* _Description of the task_
Using the listing below, report all lines holding the word "aldeído".

─── The records ───

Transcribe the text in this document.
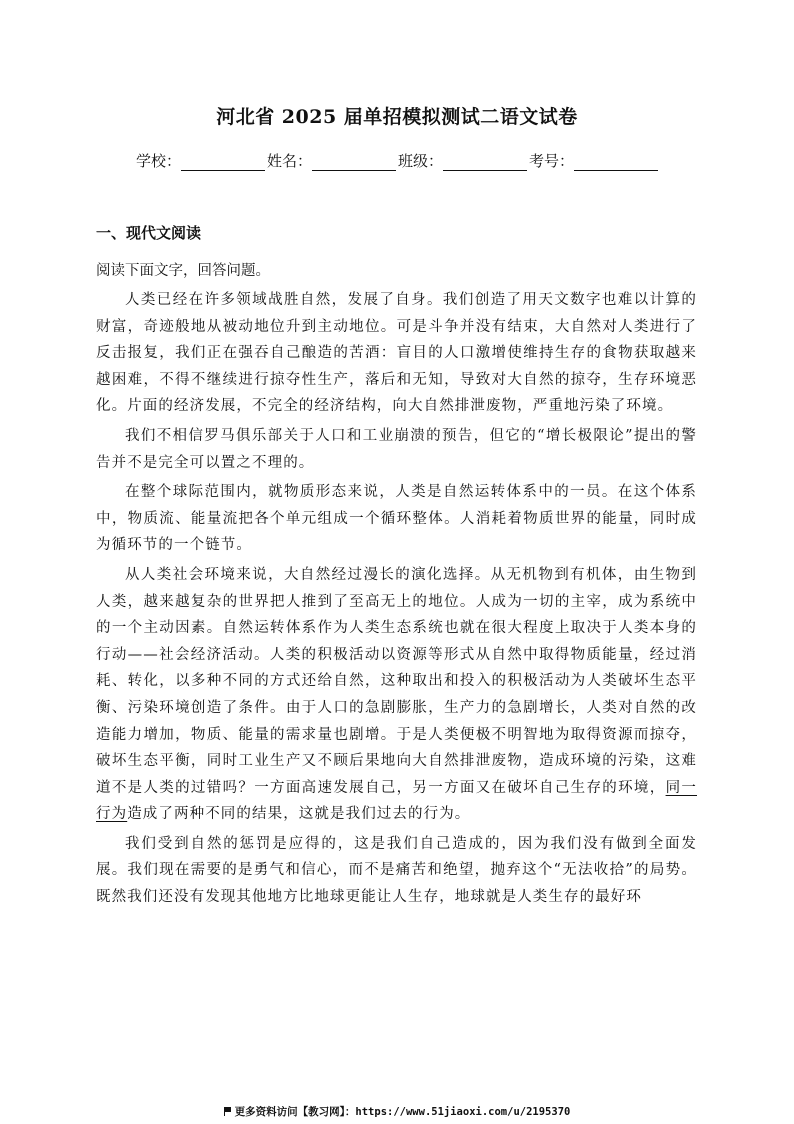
河北省 2025 届单招模拟测试二语文试卷
学校：	姓名：	班级：	考号：
一、现代文阅读
阅读下面文字，回答问题。

人类已经在许多领域战胜自然，发展了自身。我们创造了用天文数字也难以计算的财富，奇迹般地从被动地位升到主动地位。可是斗争并没有结束，大自然对人类进行了反击报复，我们正在强吞自己酿造的苦酒：盲目的人口激增使维持生存的食物获取越来越困难，不得不继续进行掠夺性生产，落后和无知，导致对大自然的掠夺，生存环境恶化。片面的经济发展，不完全的经济结构，向大自然排泄废物，严重地污染了环境。

我们不相信罗马俱乐部关于人口和工业崩溃的预告，但它的“增长极限论”提出的警告并不是完全可以置之不理的。

在整个球际范围内，就物质形态来说，人类是自然运转体系中的一员。在这个体系中，物质流、能量流把各个单元组成一个循环整体。人消耗着物质世界的能量，同时成为循环节的一个链节。

从人类社会环境来说，大自然经过漫长的演化选择。从无机物到有机体，由生物到人类，越来越复杂的世界把人推到了至高无上的地位。人成为一切的主宰，成为系统中的一个主动因素。自然运转体系作为人类生态系统也就在很大程度上取决于人类本身的行动——社会经济活动。人类的积极活动以资源等形式从自然中取得物质能量，经过消耗、转化，以多种不同的方式还给自然，这种取出和投入的积极活动为人类破坏生态平衡、污染环境创造了条件。由于人口的急剧膨胀，生产力的急剧增长，人类对自然的改造能力增加，物质、能量的需求量也剧增。于是人类便极不明智地为取得资源而掠夺，破坏生态平衡，同时工业生产又不顾后果地向大自然排泄废物，造成环境的污染，这难道不是人类的过错吗？一方面高速发展自己，另一方面又在破坏自己生存的环境，同一行为造成了两种不同的结果，这就是我们过去的行为。

我们受到自然的惩罚是应得的，这是我们自己造成的，因为我们没有做到全面发展。我们现在需要的是勇气和信心，而不是痛苦和绝望，抛弃这个“无法收拾”的局势。既然我们还没有发现其他地方比地球更能让人生存，地球就是人类生存的最好环

更多资料访问【教习网】：https://www.51jiaoxi.com/u/2195370
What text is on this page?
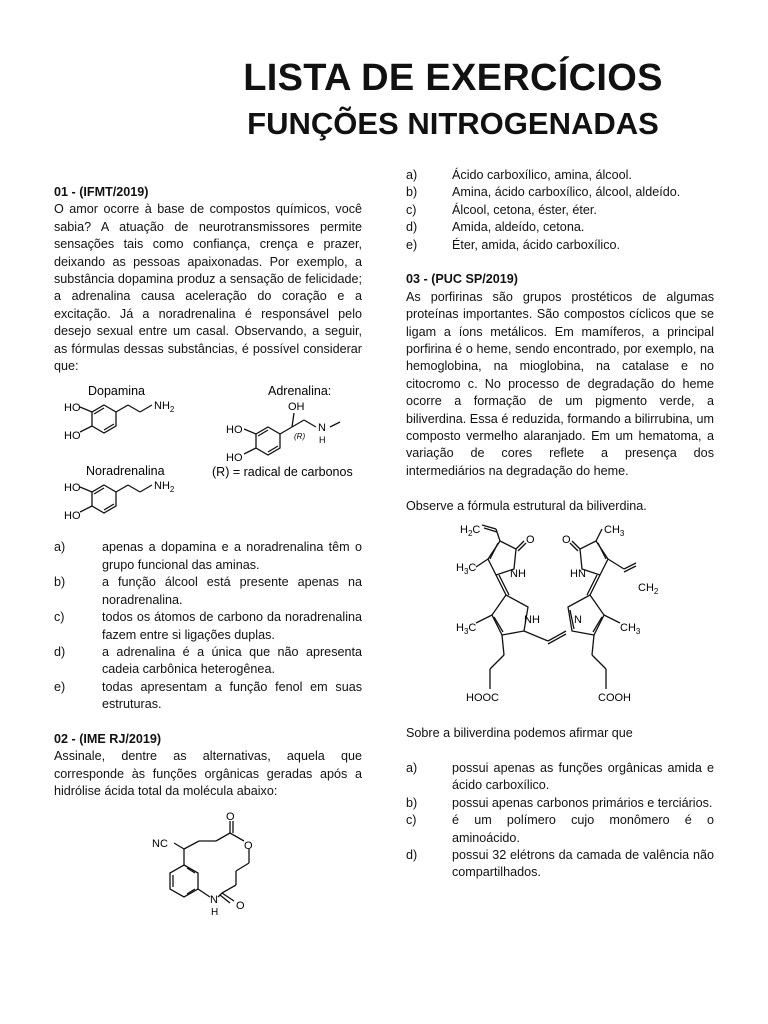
LISTA DE EXERCÍCIOS
FUNÇÕES NITROGENADAS

01 - (IFMT/2019)

O amor ocorre à base de compostos químicos, você sabia? A atuação de neurotransmissores permite sensações tais como confiança, crença e prazer, deixando as pessoas apaixonadas. Por exemplo, a substância dopamina produz a sensação de felicidade; a adrenalina causa aceleração do coração e a excitação. Já a noradrenalina é responsável pelo desejo sexual entre um casal. Observando, a seguir, as fórmulas dessas substâncias, é possível considerar que:

Dopamina
HO
HO
$NH_2$
Adrenalina:
OH
(R)
N
H
HO
HO
(R) = radical de carbonos
Noradrenalina
HO
HO
$NH_2$
a)	apenas a dopamina e a noradrenalina têm o grupo funcional das aminas.
b)	a função álcool está presente apenas na noradrenalina.
c)	todos os átomos de carbono da noradrenalina fazem entre si ligações duplas.
d)	a adrenalina é a única que não apresenta cadeia carbônica heterogênea.
e)	todas apresentam a função fenol em suas estruturas.

02 - (IME RJ/2019)

Assinale, dentre as alternativas, aquela que corresponde às funções orgânicas geradas após a hidrólise ácida total da molécula abaixo:

NC
O
O
O
N
H
a)	Ácido carboxílico, amina, álcool.
b)	Amina, ácido carboxílico, álcool, aldeído.
c)	Álcool, cetona, éster, éter.
d)	Amida, aldeído, cetona.
e)	Éter, amida, ácido carboxílico.

03 - (PUC SP/2019)

As porfirinas são grupos prostéticos de algumas proteínas importantes. São compostos cíclicos que se ligam a íons metálicos. Em mamíferos, a principal porfirina é o heme, sendo encontrado, por exemplo, na hemoglobina, na mioglobina, na catalase e no citocromo c. No processo de degradação do heme ocorre a formação de um pigmento verde, a biliverdina. Essa é reduzida, formando a bilirrubina, um composto vermelho alaranjado. Em um hematoma, a variação de cores reflete a presença dos intermediários na degradação do heme.

Observe a fórmula estrutural da biliverdina.

$H_2C$
O O
$CH_3$
$H_3C$	NH	HN
$CH_2$
NH	N
$H_3C$	$CH_3$
HOOC	COOH

Sobre a biliverdina podemos afirmar que

a)	possui apenas as funções orgânicas amida e ácido carboxílico.
b)	possui apenas carbonos primários e terciários.
c)	é um polímero cujo monômero é o aminoácido.
d)	possui 32 elétrons da camada de valência não compartilhados.
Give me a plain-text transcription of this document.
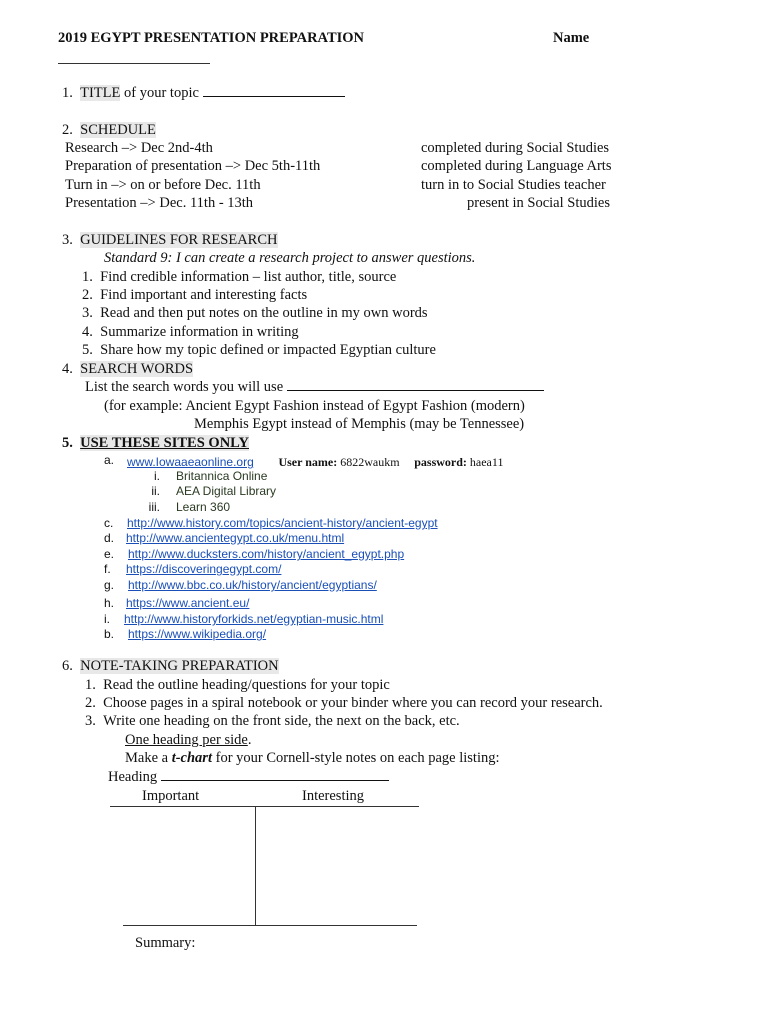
2019 EGYPT PRESENTATION PREPARATION	Name
1. TITLE of your topic
2. SCHEDULE
Research –> Dec 2nd-4th
Preparation of presentation –> Dec 5th-11th
Turn in –> on or before Dec. 11th
Presentation –> Dec. 11th - 13th
completed during Social Studies
completed during Language Arts
turn in to Social Studies teacher
present in Social Studies
3. GUIDELINES FOR RESEARCH
Standard 9: I can create a research project to answer questions.
1. Find credible information – list author, title, source
2. Find important and interesting facts
3. Read and then put notes on the outline in my own words
4. Summarize information in writing
5. Share how my topic defined or impacted Egyptian culture
4. SEARCH WORDS
List the search words you will use
(for example: Ancient Egypt Fashion instead of Egypt Fashion (modern)
Memphis Egypt instead of Memphis (may be Tennessee)
5. USE THESE SITES ONLY
a. www.Iowaaeaonline.org User name: 6822waukm password: haea11
i. Britannica Online
ii. AEA Digital Library
iii. Learn 360
c. http://www.history.com/topics/ancient-history/ancient-egypt
d. http://www.ancientegypt.co.uk/menu.html
e. http://www.ducksters.com/history/ancient_egypt.php
f. https://discoveringegypt.com/
g. http://www.bbc.co.uk/history/ancient/egyptians/
h. https://www.ancient.eu/
i. http://www.historyforkids.net/egyptian-music.html
b. https://www.wikipedia.org/
6. NOTE-TAKING PREPARATION
1. Read the outline heading/questions for your topic
2. Choose pages in a spiral notebook or your binder where you can record your research.
3. Write one heading on the front side, the next on the back, etc.
One heading per side.
Make a t-chart for your Cornell-style notes on each page listing:
Heading
Important	Interesting
Summary:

───

* _Finished answer_
b)	Amina, ácido carboxílico, álcool, aldeído.
d)	Amida, aldeído, cetona.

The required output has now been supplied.